> [Excerpt]
□ □ □ □ □

Normally visitors to the museum are treated primarily to 19th-Century narrative painting and other officially approved art. Generations of Soviet artists have grown up without firsthand knowledge of their own modernist heritage, allowing the nation to produce only an illicit and impoverished trickle of works of contemporary art.

Americans will be able to get a further notion of the Leningrad exhibition in a book/catalogue being published as a cooperative venture between New York’s Harry N. Abrams Inc. and Sovietski Khudozhnik, the Soviet publishing house for art.

Abrams has published other books on Russian art but considers the present venture an unusually open example of free interaction between the designers and editors of the two book houses.

The exhibition will allow Russians to see significant indigenous art that has been far more influential in the West than in its homeland. Slated for October, the showing is clearly one of several reflections of a Soviet glasnost approaching the status of a cultural fad.

□ □ □ □ □

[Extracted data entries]
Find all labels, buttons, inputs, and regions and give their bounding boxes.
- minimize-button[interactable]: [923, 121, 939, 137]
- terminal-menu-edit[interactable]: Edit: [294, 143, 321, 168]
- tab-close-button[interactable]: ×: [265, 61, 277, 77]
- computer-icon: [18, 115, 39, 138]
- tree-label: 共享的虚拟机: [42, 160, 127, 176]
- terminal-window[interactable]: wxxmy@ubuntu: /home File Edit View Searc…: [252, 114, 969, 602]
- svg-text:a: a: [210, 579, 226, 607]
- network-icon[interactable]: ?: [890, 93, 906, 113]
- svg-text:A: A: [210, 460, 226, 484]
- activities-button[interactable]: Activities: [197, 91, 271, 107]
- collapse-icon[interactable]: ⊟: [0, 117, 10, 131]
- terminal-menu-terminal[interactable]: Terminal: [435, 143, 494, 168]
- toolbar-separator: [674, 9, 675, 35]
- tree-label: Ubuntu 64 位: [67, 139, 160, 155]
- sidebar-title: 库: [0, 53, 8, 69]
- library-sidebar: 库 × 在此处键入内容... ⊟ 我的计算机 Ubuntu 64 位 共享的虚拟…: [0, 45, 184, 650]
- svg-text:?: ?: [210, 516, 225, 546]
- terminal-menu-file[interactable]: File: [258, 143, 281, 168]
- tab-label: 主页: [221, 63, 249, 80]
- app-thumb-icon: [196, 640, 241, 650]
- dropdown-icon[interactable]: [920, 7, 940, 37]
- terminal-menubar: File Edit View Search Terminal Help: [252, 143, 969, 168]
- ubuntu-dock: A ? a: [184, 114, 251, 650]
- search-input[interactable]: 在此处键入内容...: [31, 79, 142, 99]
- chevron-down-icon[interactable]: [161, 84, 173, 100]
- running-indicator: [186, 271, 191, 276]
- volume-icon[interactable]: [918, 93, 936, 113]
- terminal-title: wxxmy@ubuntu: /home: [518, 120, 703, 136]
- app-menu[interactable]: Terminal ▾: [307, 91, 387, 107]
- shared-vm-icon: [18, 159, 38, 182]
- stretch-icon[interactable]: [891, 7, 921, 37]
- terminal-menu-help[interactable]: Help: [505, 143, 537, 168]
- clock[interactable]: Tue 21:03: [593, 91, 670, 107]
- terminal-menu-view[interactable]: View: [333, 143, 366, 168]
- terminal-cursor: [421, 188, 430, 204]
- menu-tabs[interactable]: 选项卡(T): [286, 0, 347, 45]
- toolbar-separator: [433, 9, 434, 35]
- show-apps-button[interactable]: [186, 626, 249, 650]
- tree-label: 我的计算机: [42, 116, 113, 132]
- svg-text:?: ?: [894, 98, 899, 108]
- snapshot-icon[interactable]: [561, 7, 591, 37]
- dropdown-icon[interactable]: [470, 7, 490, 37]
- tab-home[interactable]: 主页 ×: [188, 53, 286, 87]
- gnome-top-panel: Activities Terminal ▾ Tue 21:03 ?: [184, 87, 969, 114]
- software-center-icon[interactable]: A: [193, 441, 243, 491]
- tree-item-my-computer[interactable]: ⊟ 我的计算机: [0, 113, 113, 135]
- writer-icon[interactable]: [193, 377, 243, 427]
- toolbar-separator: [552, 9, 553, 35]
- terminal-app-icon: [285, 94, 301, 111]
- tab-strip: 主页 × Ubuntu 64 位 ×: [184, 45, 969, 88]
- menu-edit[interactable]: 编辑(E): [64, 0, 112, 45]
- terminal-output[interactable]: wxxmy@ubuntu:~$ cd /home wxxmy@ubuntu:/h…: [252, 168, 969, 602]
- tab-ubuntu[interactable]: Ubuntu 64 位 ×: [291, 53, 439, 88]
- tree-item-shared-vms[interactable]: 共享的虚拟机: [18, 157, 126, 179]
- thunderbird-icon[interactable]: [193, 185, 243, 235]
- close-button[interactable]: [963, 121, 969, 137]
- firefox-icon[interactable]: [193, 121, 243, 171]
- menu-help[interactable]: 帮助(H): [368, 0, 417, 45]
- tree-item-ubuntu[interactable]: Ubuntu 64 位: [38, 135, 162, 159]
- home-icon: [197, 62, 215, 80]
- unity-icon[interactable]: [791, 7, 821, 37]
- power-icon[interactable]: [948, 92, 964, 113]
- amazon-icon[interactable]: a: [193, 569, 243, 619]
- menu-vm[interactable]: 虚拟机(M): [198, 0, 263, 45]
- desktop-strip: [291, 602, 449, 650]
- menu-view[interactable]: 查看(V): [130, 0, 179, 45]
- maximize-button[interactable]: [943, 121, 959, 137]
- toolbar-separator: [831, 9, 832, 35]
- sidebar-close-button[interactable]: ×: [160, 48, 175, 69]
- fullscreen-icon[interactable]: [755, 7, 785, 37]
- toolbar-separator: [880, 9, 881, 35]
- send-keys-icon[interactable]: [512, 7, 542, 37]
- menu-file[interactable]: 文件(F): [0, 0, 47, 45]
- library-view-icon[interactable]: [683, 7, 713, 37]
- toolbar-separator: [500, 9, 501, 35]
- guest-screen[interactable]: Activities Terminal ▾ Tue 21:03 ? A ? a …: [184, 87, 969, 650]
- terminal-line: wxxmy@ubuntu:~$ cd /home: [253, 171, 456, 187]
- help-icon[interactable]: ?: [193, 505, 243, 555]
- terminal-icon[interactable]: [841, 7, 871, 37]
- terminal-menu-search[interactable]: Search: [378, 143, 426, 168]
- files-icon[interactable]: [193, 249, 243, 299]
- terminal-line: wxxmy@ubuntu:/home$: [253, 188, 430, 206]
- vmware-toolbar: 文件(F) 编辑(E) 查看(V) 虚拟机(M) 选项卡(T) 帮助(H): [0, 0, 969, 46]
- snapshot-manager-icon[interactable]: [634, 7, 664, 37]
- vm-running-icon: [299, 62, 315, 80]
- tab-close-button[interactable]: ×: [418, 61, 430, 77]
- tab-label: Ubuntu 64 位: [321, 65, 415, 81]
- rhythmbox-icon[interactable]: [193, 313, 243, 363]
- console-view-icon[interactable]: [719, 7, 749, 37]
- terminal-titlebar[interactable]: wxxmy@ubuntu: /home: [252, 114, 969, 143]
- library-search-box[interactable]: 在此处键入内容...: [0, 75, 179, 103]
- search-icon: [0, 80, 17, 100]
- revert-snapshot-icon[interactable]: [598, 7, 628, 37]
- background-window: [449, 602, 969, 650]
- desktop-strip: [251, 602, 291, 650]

□ □ □ □ □

> [Written instruction] Please resume the passage about the Leningrad art exhibition, starting right after its final sentence. These items were drawn from a separate source.

> [The output]
New York art dealers have gained access to contemporary Soviet artists to show in New York with an eye to cashing in on a trend linked to unpredictable political conditions. Sotheby’s auction house is holding a sale of Soviet modern and contemporary art July 7 in Moscow.

A serious renewal of interest in this art has grown in the West in recent years, sparked by such breakthrough showings as the Los Angeles County Museum of Art’s 1980 “The Avant-Garde in Russia” and “Paris-Moscow” at Paris’ Pompidou Center in 1979. In July some of the art from the Leningrad avant-garde collection will be shown at Washington’s Hirshhorn Museum.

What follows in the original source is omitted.